PASSAGE TO READ
An A-Z Data Adventure on Cloudera’s Data Platform

In this blog we will take you through a persona-based data adventure, with short demos attached, to show you the A-Z data worker workflow expedited and made easier through self-service, seamless integration, and cloud-native technologies. You will learn all the parts of Cloudera’s Data Platform that together will accelerate your everyday Data Worker tasks. This demo-guided blog aims to inspire further curiosity and learning, as well as fuel a fruitful, interactive dialogue – we welcome you to reach out to us if any particular part piques your interest. 

Assumptions

In our data adventure we assume the following: 

  • The company has previously created a business unit tenant in CDP Public Cloud
  • There is an environment available on either Azure or AWS, using the company AWS account – note: in this blog, all examples are in AWS.
  • The SDX layer is configured and the users have appropriate access
  • Company data exists in the data lake
  • Data Catalog profilers have been run on existing databases in the Data Lake
  • A Cloudera Machine Learning Workspace exists 
  • A Cloudera Data Warehouse virtual warehouse with Cloudera Data Visualisation enabled exists
  • A Cloudera Data Engineering service exists

The Data Scientist

Our data adventure starts with Shaun, a Data Scientist at a global bank. He has recently attended a Cloudera Fast Forward webinar where the latest trends and production-proven ML algorithms have been highlighted and exemplified. He downloads the Cloudera Fast Forward report about modeling Telco Churn and after reading it, his interest is piqued. Shaun plans to clone the exemplified model linked from the report to his local environment. He is particularly excited about model interpretability: Refractor and desires to experiment with this project on his own.

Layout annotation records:

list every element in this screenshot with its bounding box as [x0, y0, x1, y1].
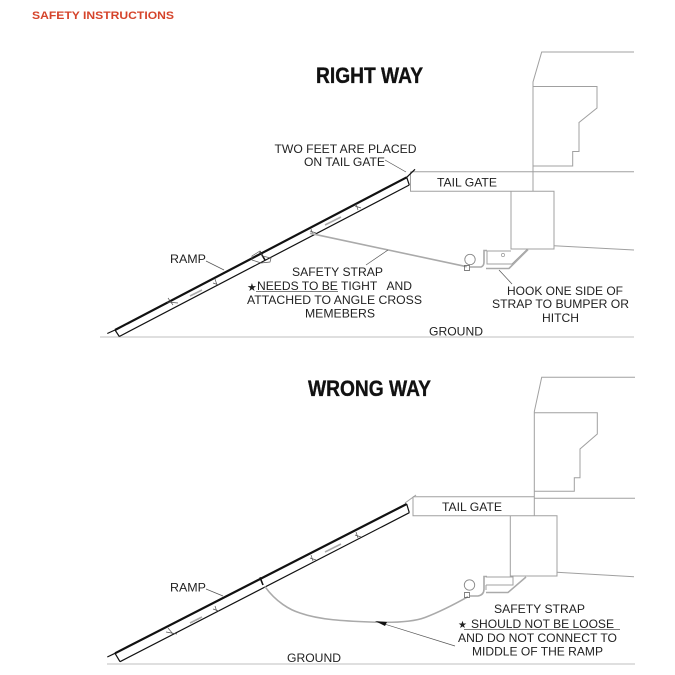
- heading: wrong way: WRONG WAY: [308, 376, 431, 401]
- hitch: [470, 576, 526, 596]
- safety strap: [310, 233, 475, 270]
- label: safety strap wrong: SHOULD NOT BE LOOSE: [471, 617, 614, 631]
- heading: right way: RIGHT WAY: [316, 63, 423, 88]
- label: safety strap right: NEEDS TO BE TIGHT AND: [257, 279, 412, 293]
- label: two feet placed: [274, 142, 417, 172]
- truck body outline: [405, 377, 635, 577]
- label: ramp: RAMP: [170, 252, 206, 266]
- label: safety strap right: MEMEBERS: [305, 306, 375, 320]
- label: hook: STRAP TO BUMPER OR: [492, 297, 629, 311]
- label: ramp: [170, 580, 223, 596]
- label: ramp: RAMP: [170, 580, 206, 594]
- page heading: SAFETY INSTRUCTIONS: [32, 10, 174, 22]
- label: ramp: [170, 252, 224, 270]
- panel: right way: [100, 52, 634, 338]
- ground line: [107, 663, 635, 665]
- label: safety strap right: [247, 250, 422, 320]
- hitch: [470, 250, 528, 268]
- label: ground wrong: GROUND: [287, 651, 341, 665]
- label: safety strap wrong: ★: [458, 620, 467, 631]
- label: safety strap wrong: MIDDLE OF THE RAMP: [472, 644, 603, 658]
- label: safety strap right: ★: [247, 282, 257, 294]
- label: safety strap wrong: AND DO NOT CONNECT TO: [458, 631, 617, 645]
- truck body outline: [410, 52, 634, 250]
- label: safety strap wrong: SAFETY STRAP: [494, 602, 585, 616]
- label: hook: HOOK ONE SIDE OF: [507, 284, 623, 298]
- label: safety strap wrong: [458, 602, 620, 658]
- ramp: [107, 504, 409, 662]
- label: safety strap right: SAFETY STRAP: [292, 265, 383, 279]
- ramp: [107, 169, 415, 336]
- arrow to loose strap: [375, 621, 455, 646]
- safety strap loose: [265, 580, 475, 622]
- label: safety strap right: ATTACHED TO ANGLE CROSS: [247, 293, 422, 307]
- label: two feet placed: TWO FEET ARE PLACED: [274, 142, 417, 156]
- label: tail gate: TAIL GATE: [442, 500, 502, 514]
- label: tail gate: TAIL GATE: [437, 176, 497, 190]
- label: two feet placed: ON TAIL GATE: [304, 155, 385, 169]
- label: hook: [492, 270, 629, 325]
- ground line: [100, 336, 634, 338]
- panel: wrong way: [107, 376, 635, 665]
- label: ground right: GROUND: [429, 324, 483, 338]
- label: hook: HITCH: [542, 311, 579, 325]
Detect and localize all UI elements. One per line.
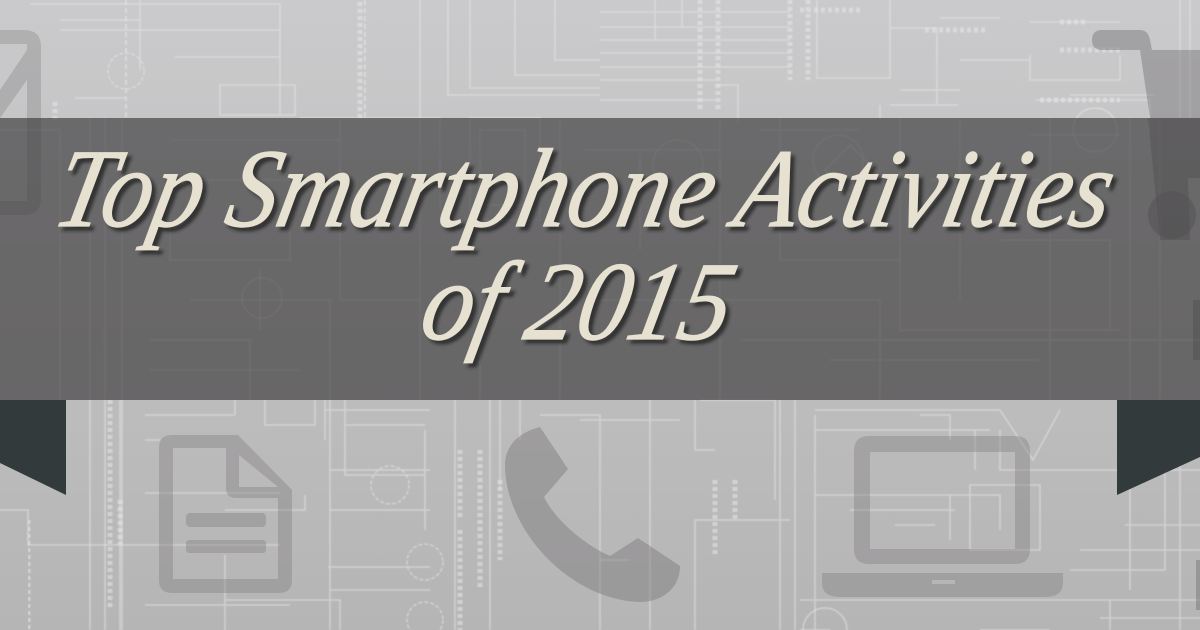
- ribbon fold left: [0, 400, 66, 495]
- title: of 2015: [416, 244, 750, 368]
- title: [45, 127, 1130, 368]
- title: of 2015: [412, 240, 746, 364]
- icon: document: [159, 435, 292, 593]
- icon: telephone handset: [505, 427, 680, 602]
- banner band: [0, 118, 1200, 400]
- icon: laptop: [822, 436, 1063, 597]
- ribbon fold right: [1117, 400, 1200, 495]
- icon: partial tablet with pen, top left: [0, 30, 41, 215]
- icon: partial shopping cart, top right: [1092, 30, 1200, 610]
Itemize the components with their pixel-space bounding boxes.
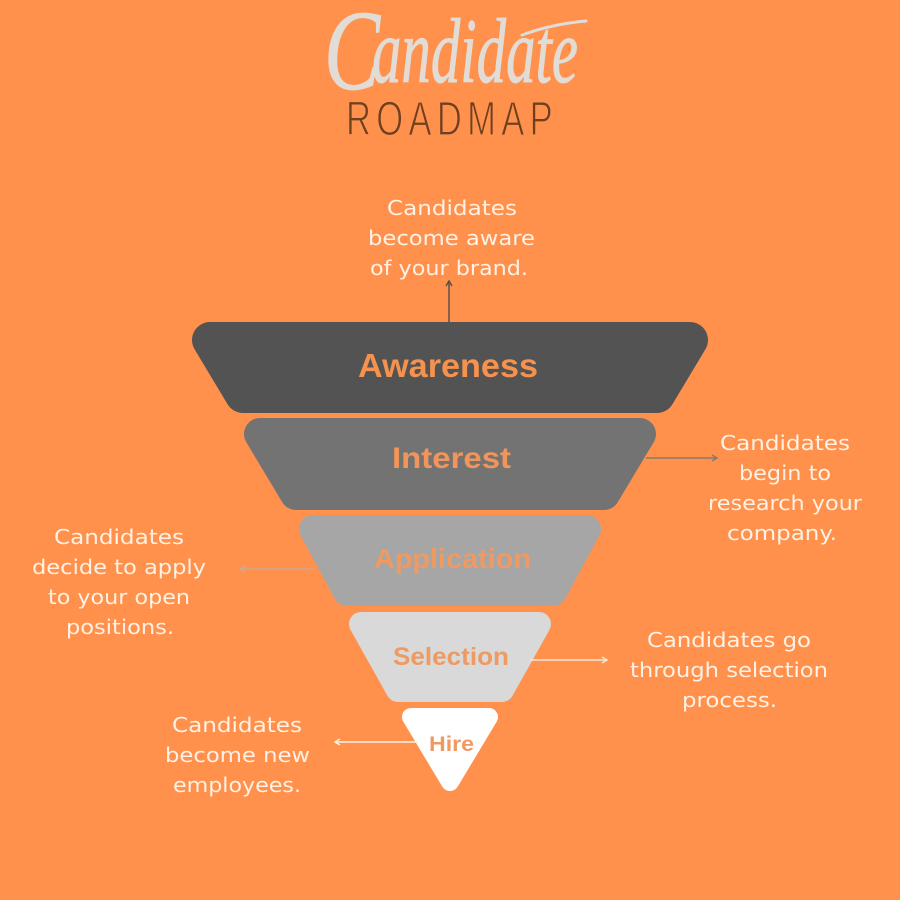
callout: awareness: of your brand. — [370, 256, 528, 280]
funnel tier: selection: Selection — [393, 643, 509, 671]
callout: hire: employees. — [173, 773, 301, 797]
callout: application — [32, 525, 206, 639]
callout: awareness — [368, 196, 535, 280]
funnel tier: interest: Interest — [392, 442, 511, 475]
callout: hire: Candidates — [172, 713, 302, 737]
title script line: andidate — [372, 0, 578, 102]
funnel tier: awareness: Awareness — [358, 347, 538, 384]
funnel tier: application: Application — [374, 543, 531, 574]
callout: interest: begin to — [739, 461, 831, 485]
arrow: interest — [646, 455, 717, 461]
callout: awareness: become aware — [368, 226, 535, 250]
callout: hire: become new — [165, 743, 310, 767]
funnel tier: hire: Hire — [429, 733, 474, 756]
title subtitle line: ROADMAP — [346, 91, 553, 145]
callout: interest: research your — [708, 491, 863, 515]
callout: interest — [708, 431, 863, 545]
funnel tier: interest — [260, 434, 640, 494]
callout: selection: process. — [682, 688, 777, 712]
callout: selection — [630, 628, 828, 712]
arrow: application — [240, 566, 314, 572]
funnel tier: awareness — [210, 340, 690, 395]
arrow: selection — [530, 657, 607, 663]
arrow: hire — [335, 739, 418, 745]
callout: selection: through selection — [630, 658, 828, 682]
callout: application: Candidates — [54, 525, 184, 549]
callout: selection: Candidates go — [647, 628, 811, 652]
funnel tier: application — [313, 529, 587, 592]
callout: interest: company. — [727, 521, 837, 545]
callout: awareness: Candidates — [387, 196, 517, 220]
callout: application: to your open — [48, 585, 190, 609]
arrow: awareness — [446, 281, 452, 323]
callout: application: decide to apply — [32, 555, 206, 579]
title — [324, 0, 586, 145]
callout: application: positions. — [66, 615, 174, 639]
callout: hire — [165, 713, 310, 797]
callout: interest: Candidates — [720, 431, 850, 455]
funnel tier: hire — [411, 717, 489, 782]
funnel tier: selection — [361, 624, 539, 690]
title script line — [324, 0, 586, 114]
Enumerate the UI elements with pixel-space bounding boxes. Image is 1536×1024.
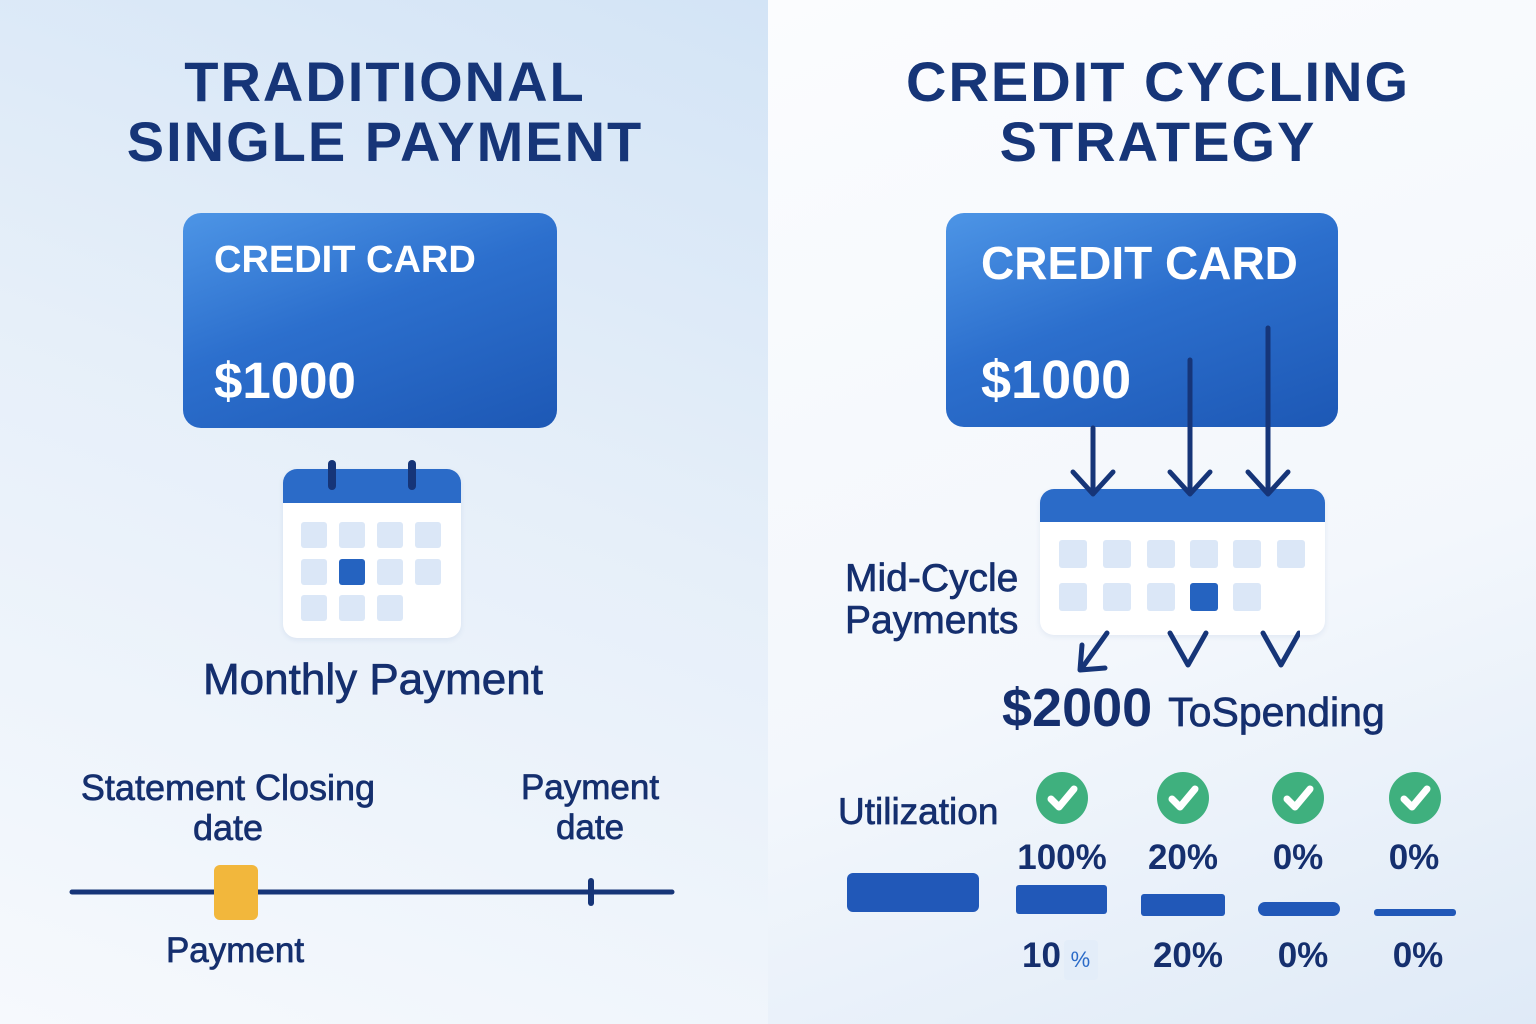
utilization top labels — [1017, 838, 1439, 877]
utilization bottom labels — [1022, 936, 1443, 975]
card: left: $1000 — [214, 352, 356, 409]
background right — [768, 0, 1536, 1024]
label: statement closing date: Statement Closing — [81, 767, 375, 808]
background left — [0, 0, 768, 1024]
label: utilization: Utilization — [838, 791, 998, 832]
label: mid-cycle payments — [845, 557, 1018, 642]
arrows: payments into calendar — [1070, 326, 1300, 672]
bar chart: utilization bars — [847, 873, 1456, 916]
utilization bottom labels: 0% — [1393, 936, 1443, 975]
label: payment date: Payment — [521, 768, 659, 807]
timeline — [70, 865, 674, 920]
label: payment date: date — [556, 808, 624, 847]
title: traditional: TRADITIONAL — [184, 50, 586, 113]
label: statement closing date — [81, 767, 375, 848]
label: payment: Payment — [166, 931, 304, 970]
utilization top labels: 0% — [1273, 838, 1323, 877]
label: $2000 to spending: $2000 ToSpending — [1002, 678, 1385, 738]
title: credit cycling: CREDIT CYCLING — [906, 50, 1410, 113]
title: credit cycling: STRATEGY — [1000, 110, 1316, 173]
card: right — [946, 213, 1338, 427]
title: traditional — [127, 50, 643, 173]
label: monthly payment: Monthly Payment — [203, 655, 543, 704]
icons: check marks — [1036, 772, 1441, 824]
title: credit cycling — [906, 50, 1410, 173]
card: right: CREDIT CARD — [981, 237, 1298, 289]
icon: calendar left — [282, 460, 462, 640]
utilization bottom labels: 10 % — [1022, 936, 1090, 975]
card: right: $1000 — [981, 350, 1131, 410]
card: left — [183, 213, 557, 428]
label: payment date — [521, 768, 660, 847]
label: mid-cycle payments: Payments — [845, 599, 1018, 642]
utilization bottom labels: 0% — [1278, 936, 1328, 975]
card: left: CREDIT CARD — [214, 239, 476, 281]
label: mid-cycle payments: Mid-Cycle — [845, 557, 1018, 600]
title: traditional: SINGLE PAYMENT — [127, 110, 643, 173]
utilization bottom labels: 20% — [1153, 936, 1223, 975]
icon: calendar right — [1040, 489, 1326, 638]
label: statement closing date: date — [193, 807, 263, 848]
utilization top labels: 20% — [1148, 838, 1218, 877]
utilization top labels: 0% — [1389, 838, 1439, 877]
utilization top labels: 100% — [1017, 838, 1107, 877]
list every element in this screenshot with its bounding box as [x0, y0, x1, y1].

INSTRUCTIONS
a) According to the Cloudera data adventure blog, why does Shaun plan to clone the model linked from the report? Answer in one to three sentences.
b) In the Cloudera data adventure blog, which cloud provider are all the examples set in?
c) Continue the Cloudera data adventure blog, starting after its last sentence.
The records have no connection to the Cloudera data adventure blog.

RESPONSES
a) After reading the Cloudera Fast Forward report on modeling Telco Churn, Shaun's interest was piqued. He is particularly excited about model interpretability with Refractor and wants to experiment with the project on his own.

b) All the examples are in AWS.

c)
Ready to start experimenting, he logs in to his CDP ML workspace. ML workspaces are fully containerized with Kubernetes, enabling easy, self-service set up of new projects with access to granular data and a scalable ML framework that gives him access to both CPU and GPUs.  He can bootstrap his project from existing template projects or even sync with a GitHub repository like the Churn Demo from FastForward Labs.  This exactly what he wants:  compute resources, automatic project setup, and security & connection to the environment without any IT intervention.  A few clicks and he’s up and running with his project. 

The “Team” feature allows him to add other users and members to his project to allow full project collaboration.

He now has the FFL churn example loaded to start learning the various capabilities.  The project is broken up into a series of steps each representing the different phases of a typical ML project:

  1. Data setup
  2. Exploration & discovery
  3. Model building
  4. Model training 
  5. Model deployment & serving
  6. Creating custom application 
  7. Model operations & monitoring

What’s nice about the FFL project is that it helps Shaun explore the concept of model interpretability and applies it to real use-case around customer churn that he can then dissect at his own pace and then apply the concept to his own project.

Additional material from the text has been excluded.